◆ **What to work on**:
Give the count of lines that include the string "Observers". Add nothing to it.

----

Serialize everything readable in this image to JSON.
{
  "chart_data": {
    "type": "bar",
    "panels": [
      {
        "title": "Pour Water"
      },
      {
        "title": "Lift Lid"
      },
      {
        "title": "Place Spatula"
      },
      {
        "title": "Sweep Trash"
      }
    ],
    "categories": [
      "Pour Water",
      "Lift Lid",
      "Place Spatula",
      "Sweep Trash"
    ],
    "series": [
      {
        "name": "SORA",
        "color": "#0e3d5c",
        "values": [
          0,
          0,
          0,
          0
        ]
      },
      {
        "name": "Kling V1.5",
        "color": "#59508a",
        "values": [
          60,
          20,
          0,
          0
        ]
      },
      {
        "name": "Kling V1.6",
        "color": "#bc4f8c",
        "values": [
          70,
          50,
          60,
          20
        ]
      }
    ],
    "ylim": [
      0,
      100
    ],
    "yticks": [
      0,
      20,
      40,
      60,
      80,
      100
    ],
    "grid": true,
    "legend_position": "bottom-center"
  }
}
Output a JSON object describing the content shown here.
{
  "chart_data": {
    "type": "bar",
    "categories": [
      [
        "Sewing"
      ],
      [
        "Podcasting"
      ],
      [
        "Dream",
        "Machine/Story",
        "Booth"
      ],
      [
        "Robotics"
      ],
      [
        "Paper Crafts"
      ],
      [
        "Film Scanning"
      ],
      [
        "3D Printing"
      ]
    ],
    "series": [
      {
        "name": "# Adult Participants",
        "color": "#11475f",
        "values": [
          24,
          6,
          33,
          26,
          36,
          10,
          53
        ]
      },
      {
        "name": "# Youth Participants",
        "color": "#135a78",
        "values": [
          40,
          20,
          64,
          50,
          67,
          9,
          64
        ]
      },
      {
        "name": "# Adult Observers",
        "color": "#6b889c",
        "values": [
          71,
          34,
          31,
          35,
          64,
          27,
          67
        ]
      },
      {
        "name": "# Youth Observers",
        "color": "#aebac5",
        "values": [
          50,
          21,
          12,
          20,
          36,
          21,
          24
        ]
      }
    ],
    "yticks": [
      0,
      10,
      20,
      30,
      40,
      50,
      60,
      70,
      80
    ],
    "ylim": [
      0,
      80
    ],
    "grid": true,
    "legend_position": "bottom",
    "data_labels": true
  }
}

----

◆ **Output for this exercise**:
2